▶ **GIVEN TASK**: Show all lines of the listing that hold the word "ظهرها".

▶ **Stored data**:
[BEGIN]
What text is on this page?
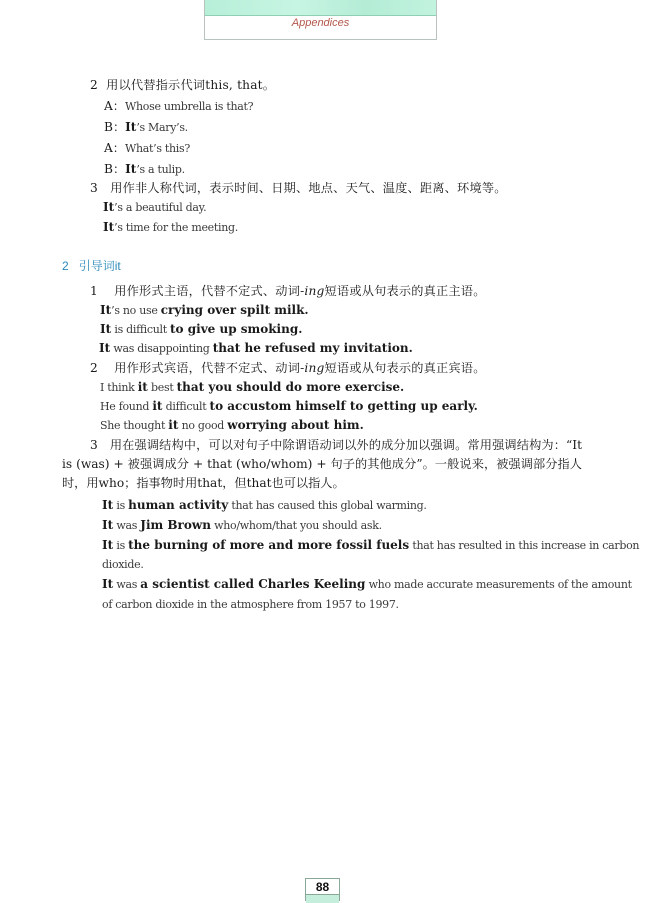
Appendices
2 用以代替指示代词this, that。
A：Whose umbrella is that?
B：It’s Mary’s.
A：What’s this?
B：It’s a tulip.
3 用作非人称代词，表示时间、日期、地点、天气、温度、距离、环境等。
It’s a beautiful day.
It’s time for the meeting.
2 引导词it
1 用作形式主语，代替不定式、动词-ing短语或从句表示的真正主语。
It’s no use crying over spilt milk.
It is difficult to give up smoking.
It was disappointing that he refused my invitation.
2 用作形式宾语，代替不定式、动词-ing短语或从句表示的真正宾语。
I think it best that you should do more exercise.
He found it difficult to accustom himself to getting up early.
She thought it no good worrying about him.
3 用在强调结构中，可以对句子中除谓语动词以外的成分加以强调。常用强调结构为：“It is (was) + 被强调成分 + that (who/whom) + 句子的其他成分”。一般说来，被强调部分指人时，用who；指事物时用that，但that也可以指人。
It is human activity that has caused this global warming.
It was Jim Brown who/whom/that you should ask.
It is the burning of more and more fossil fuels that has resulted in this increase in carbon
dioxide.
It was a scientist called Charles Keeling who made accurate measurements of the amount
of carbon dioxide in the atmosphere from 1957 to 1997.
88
[END]
[BEGIN]
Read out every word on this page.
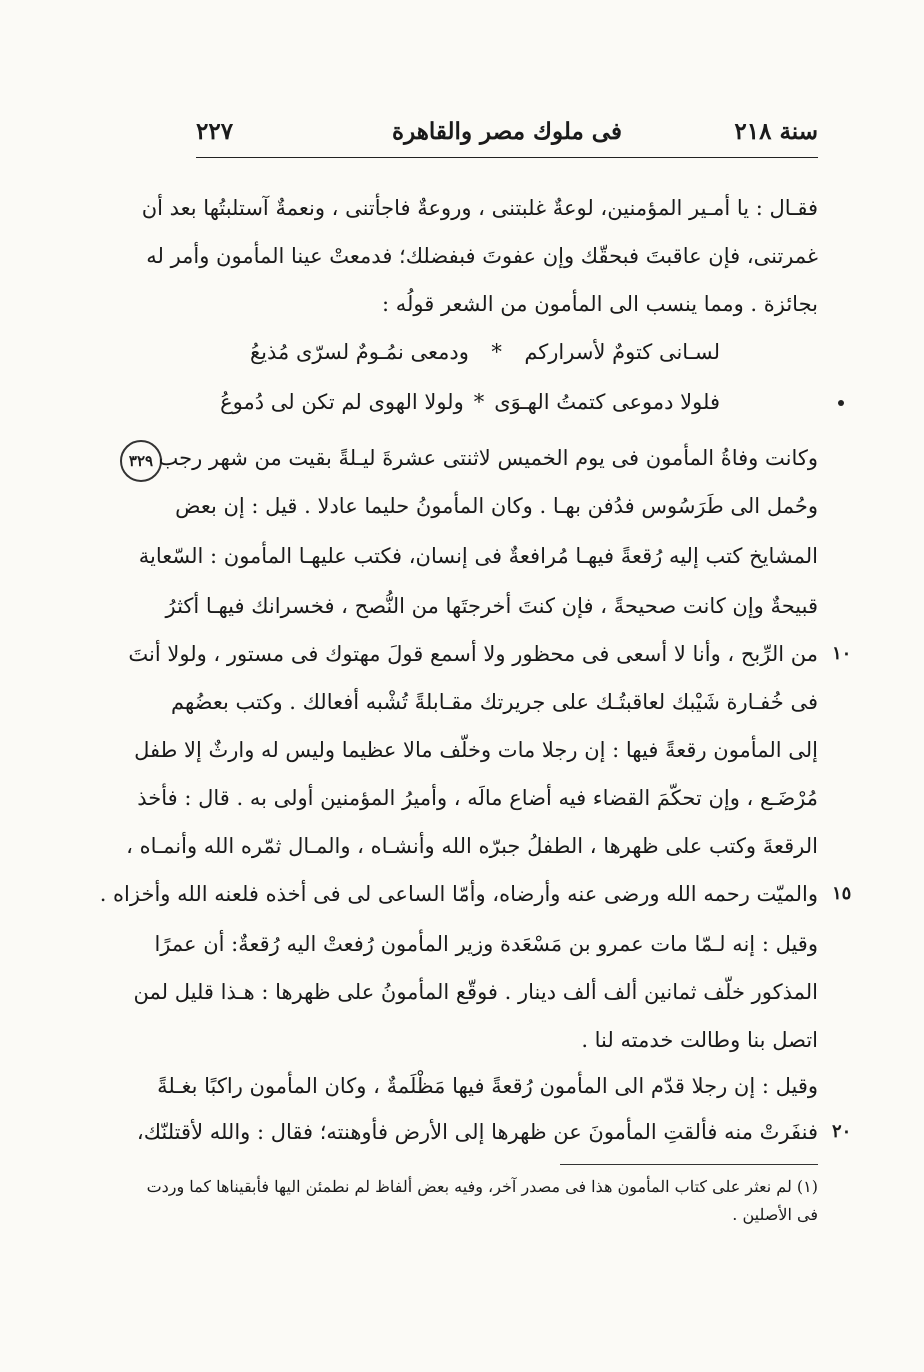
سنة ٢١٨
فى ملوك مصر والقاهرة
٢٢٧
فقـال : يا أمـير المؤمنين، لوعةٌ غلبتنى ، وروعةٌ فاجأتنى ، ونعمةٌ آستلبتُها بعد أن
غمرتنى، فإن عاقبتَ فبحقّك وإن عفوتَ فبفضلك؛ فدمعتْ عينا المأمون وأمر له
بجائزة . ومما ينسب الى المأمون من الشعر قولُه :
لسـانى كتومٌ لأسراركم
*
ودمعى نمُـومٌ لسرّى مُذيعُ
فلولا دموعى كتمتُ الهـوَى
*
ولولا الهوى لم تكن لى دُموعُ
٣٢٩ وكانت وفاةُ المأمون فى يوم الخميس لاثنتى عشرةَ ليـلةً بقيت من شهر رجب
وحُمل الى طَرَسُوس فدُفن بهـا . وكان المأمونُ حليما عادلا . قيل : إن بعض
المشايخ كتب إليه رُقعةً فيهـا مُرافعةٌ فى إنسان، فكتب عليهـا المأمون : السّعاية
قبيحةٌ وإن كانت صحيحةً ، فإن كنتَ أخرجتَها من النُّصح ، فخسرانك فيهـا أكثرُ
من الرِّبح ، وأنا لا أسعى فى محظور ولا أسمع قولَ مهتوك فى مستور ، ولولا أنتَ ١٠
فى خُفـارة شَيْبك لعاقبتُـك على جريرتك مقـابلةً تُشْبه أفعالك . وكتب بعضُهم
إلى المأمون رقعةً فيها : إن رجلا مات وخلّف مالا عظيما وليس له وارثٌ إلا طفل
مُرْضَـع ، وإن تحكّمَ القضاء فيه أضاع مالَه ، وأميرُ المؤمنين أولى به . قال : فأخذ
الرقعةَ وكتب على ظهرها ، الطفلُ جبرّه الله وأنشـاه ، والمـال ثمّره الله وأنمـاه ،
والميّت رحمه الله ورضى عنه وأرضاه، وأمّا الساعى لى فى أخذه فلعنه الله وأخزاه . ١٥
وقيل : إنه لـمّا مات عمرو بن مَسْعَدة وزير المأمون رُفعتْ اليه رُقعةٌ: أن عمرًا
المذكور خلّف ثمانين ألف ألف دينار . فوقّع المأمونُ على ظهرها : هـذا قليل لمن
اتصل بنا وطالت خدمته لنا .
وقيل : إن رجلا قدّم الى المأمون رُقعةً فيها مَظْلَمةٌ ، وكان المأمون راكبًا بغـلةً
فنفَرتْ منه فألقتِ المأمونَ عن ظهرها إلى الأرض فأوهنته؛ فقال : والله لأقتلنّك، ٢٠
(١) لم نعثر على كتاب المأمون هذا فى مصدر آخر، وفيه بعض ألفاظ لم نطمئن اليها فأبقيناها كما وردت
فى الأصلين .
[END]
▶ **TASK RESULT**:
الرقعةَ وكتب على ظهرها ، الطفلُ جبرّه الله وأنشـاه ، والمـال ثمّره الله وأنمـاه ،
المذكور خلّف ثمانين ألف ألف دينار . فوقّع المأمونُ على ظهرها : هـذا قليل لمن
فنفَرتْ منه فألقتِ المأمونَ عن ظهرها إلى الأرض فأوهنته؛ فقال : والله لأقتلنّك، ٢٠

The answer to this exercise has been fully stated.